阅读材料:
【框架】简化多卡训练——huggingface accelerate使用方法介绍

HuggingFace 的 accelerate 库可以实现只需要修改几行代码就可以实现ddp训练,且支持混合精度训练和TPU训练。(甚至支持deepspeed。)

accelerate支持的训练方式为CPU/单GPU (TPU)/多GPU(TPU) DDP模式/fp32/fp16等。

安装

pip install accelerate

使用

使用accelerate进行单卡或者多卡训练的代码是相同的,不过在单卡训练的时候可以不使用gather_for_metrics()函数聚合信息。这里为了保持代码的不变性,仍然保留gather_for_metrics()。以下为使用accelerate运行在MNIST数据集上面运行手写数字识别的样例代码main.py

python 复制代码
import datetime
import os

import torch
import torch.nn as nn
import torch.nn.functional as F
import torch.optim as optim
from torchvision import datasets, transforms

#======================================================================
# import accelerate
from accelerate import Accelerator
from accelerate.utils import set_seed
#======================================================================


class BasicNet(nn.Module):
    def __init__(self):
        super().__init__()
        self.conv1 = nn.Conv2d(1, 32, 3, 1)
        self.conv2 = nn.Conv2d(32, 64, 3, 1)
        self.dropout1 = nn.Dropout(0.25)
        self.dropout2 = nn.Dropout(0.5)
        self.fc1 = nn.Linear(9216, 128)
        self.fc2 = nn.Linear(128, 10)
        self.act = F.relu

    def forward(self, x):
        x = self.act(self.conv1(x))
        x = self.act(self.conv2(x))
        x = F.max_pool2d(x, 2)
        x = self.dropout1(x)
        x = torch.flatten(x, 1)
        x = self.act(self.fc1(x))
        x = self.dropout2(x)
        x = self.fc2(x)
        output = F.log_softmax(x, dim=1)
        return output


def main(epochs,
         lr=1e-3,
         batch_size= 1024,
         ckpt_dir = "ckpts",
         ckpt_path = "checkpoint.pt",
         mixed_precision="no", #'fp16' or 'bf16'
         ):

    if not os.path.exists(ckpt_dir):
        os.makedirs(ckpt_dir)

    ckpt_path = os.path.join(ckpt_dir, ckpt_path)

    transform = transforms.Compose([
        transforms.ToTensor(),
        transforms.Normalize((0.1307), (0.3081))
    ])

    train_dset = datasets.MNIST('data', train=True, download=True, transform=transform)
    test_dset = datasets.MNIST('data', train=False, transform=transform)

    train_loader = torch.utils.data.DataLoader(train_dset, shuffle=True, batch_size=batch_size, num_workers=2)
    test_loader = torch.utils.data.DataLoader(test_dset, shuffle=False, batch_size=batch_size, num_workers=2)

    model = BasicNet()
    optimizer = optim.AdamW(model.parameters(), lr=lr)

    #======================================================================
    # initialize accelerator and auto move data/model to accelerator.device
    set_seed(42)
    accelerator = Accelerator(mixed_precision=mixed_precision)

数据记录:

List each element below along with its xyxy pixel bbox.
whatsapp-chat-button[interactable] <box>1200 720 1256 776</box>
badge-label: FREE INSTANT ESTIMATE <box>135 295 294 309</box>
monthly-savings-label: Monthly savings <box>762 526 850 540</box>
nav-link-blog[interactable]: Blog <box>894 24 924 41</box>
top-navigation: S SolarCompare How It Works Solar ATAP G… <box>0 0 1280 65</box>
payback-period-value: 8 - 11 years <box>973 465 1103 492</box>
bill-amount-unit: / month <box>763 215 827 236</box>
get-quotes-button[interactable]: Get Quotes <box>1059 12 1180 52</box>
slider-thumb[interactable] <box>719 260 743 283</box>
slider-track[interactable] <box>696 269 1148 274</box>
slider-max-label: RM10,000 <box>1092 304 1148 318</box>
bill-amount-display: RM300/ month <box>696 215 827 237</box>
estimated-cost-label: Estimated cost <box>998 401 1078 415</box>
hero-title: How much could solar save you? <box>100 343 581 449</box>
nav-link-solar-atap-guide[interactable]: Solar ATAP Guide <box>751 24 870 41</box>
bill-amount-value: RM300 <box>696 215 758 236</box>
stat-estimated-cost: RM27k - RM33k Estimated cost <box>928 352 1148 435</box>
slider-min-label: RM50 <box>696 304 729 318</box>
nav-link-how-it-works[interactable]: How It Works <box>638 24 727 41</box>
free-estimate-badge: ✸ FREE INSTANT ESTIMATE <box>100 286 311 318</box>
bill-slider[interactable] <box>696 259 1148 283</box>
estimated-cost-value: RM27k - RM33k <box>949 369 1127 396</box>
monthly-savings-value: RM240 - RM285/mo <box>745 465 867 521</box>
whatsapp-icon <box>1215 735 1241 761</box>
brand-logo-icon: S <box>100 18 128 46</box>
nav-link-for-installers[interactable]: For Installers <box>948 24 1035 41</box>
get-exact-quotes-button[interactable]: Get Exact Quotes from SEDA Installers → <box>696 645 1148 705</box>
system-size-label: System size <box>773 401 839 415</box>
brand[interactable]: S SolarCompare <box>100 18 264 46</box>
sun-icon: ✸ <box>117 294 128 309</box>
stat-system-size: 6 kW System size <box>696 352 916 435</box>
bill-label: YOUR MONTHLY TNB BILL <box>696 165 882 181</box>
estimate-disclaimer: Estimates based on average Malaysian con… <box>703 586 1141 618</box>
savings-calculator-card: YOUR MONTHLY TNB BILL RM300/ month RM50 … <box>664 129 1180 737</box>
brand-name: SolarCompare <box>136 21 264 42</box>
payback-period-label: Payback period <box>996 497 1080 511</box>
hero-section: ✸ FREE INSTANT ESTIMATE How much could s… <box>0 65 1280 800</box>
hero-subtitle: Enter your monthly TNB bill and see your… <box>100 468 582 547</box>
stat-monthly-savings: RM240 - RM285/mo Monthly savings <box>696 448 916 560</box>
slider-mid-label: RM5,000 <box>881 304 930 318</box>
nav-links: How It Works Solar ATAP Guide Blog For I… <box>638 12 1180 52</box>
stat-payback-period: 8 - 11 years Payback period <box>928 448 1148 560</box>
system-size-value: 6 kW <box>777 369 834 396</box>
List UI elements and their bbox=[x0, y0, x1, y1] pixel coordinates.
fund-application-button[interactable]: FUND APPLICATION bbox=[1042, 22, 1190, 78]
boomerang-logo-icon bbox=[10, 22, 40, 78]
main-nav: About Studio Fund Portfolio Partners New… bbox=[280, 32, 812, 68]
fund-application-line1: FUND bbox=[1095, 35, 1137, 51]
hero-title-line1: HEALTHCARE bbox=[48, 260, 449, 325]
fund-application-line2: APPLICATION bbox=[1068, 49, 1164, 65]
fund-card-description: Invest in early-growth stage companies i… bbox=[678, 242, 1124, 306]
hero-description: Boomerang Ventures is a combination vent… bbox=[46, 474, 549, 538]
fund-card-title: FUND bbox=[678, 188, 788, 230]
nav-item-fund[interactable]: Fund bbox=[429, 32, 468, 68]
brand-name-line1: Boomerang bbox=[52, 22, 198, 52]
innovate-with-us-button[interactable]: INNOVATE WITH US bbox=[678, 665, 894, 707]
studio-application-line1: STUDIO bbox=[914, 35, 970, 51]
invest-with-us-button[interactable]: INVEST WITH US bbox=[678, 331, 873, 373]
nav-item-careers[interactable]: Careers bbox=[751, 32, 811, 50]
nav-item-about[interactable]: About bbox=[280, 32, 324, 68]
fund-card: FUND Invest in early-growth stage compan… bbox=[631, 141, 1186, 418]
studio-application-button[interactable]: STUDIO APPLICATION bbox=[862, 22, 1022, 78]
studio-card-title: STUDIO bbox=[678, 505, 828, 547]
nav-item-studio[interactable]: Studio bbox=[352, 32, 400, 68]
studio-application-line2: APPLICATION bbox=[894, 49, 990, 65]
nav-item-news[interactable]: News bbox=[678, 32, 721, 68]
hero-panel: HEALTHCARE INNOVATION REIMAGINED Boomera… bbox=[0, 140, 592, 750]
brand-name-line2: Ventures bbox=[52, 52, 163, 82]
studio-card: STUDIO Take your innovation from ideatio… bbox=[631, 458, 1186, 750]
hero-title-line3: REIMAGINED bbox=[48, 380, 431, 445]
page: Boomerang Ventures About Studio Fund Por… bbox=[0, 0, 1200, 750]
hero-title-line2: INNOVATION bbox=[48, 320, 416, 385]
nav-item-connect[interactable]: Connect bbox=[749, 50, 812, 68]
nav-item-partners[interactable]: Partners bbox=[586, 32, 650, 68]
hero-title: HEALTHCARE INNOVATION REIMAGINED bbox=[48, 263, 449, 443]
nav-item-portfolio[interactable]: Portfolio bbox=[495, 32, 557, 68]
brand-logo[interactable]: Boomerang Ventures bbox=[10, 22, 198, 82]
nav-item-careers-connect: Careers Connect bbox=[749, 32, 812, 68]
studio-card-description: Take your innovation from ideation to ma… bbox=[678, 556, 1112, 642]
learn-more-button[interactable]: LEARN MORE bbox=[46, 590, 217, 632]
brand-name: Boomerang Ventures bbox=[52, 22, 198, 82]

练习要求:
1 - 请列出这篇 accelerate 使用介绍的示例代码中，main 函数定义时所列的全部参数名。
2 - 请将这篇 accelerate 使用介绍中从“self.conv2 = nn.Conv2d(32, 64, 3, 1)”到“self.fc1 = nn.Linear(9216, 128)”的内容原样重写一遍，首尾两处包括在内。

书面作答:
1 - epochs、lr、batch_size、ckpt_dir、ckpt_path、mixed_precision

2 -
self.conv2 = nn.Conv2d(32, 64, 3, 1)
        self.dropout1 = nn.Dropout(0.25)
        self.dropout2 = nn.Dropout(0.5)
        self.fc1 = nn.Linear(9216, 128)